▶ Extracted data entries
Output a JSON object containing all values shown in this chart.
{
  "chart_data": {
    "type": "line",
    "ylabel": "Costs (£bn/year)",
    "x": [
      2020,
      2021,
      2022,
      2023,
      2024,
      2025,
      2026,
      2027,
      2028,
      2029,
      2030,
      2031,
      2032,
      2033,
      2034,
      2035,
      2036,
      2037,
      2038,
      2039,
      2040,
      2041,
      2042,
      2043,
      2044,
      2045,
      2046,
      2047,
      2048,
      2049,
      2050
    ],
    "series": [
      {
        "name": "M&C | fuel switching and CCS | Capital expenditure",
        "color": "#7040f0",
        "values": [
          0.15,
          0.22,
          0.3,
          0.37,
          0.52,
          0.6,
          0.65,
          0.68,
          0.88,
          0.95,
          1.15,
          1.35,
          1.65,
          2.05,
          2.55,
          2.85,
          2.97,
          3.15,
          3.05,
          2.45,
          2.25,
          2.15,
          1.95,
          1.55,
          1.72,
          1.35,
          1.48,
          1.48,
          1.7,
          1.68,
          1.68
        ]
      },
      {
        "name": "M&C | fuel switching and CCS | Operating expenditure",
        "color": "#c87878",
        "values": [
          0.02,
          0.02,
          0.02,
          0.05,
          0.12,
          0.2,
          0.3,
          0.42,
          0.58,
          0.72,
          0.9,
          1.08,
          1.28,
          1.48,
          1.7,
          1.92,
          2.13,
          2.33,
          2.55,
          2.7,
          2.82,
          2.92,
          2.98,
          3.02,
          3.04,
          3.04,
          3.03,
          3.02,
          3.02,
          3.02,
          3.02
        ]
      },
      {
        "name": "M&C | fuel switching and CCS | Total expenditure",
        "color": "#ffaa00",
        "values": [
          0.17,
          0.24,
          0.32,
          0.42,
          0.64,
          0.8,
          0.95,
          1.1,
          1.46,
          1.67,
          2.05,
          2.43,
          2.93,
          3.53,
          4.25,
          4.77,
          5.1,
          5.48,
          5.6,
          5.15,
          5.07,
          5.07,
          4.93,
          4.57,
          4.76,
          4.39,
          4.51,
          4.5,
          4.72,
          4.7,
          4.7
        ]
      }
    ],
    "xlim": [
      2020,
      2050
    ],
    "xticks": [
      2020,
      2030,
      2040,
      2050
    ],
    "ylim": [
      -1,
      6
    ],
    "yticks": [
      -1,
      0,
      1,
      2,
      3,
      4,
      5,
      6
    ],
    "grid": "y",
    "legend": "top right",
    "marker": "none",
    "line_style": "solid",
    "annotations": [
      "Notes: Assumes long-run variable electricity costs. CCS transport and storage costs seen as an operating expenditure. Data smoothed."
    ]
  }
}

▶ Stated task
In the entries above, find each line with the string "fuel" and copy it.

▶ Task output
        "name": "M&C | fuel switching and CCS | Capital expenditure",
        "name": "M&C | fuel switching and CCS | Operating expenditure",
        "name": "M&C | fuel switching and CCS | Total expenditure",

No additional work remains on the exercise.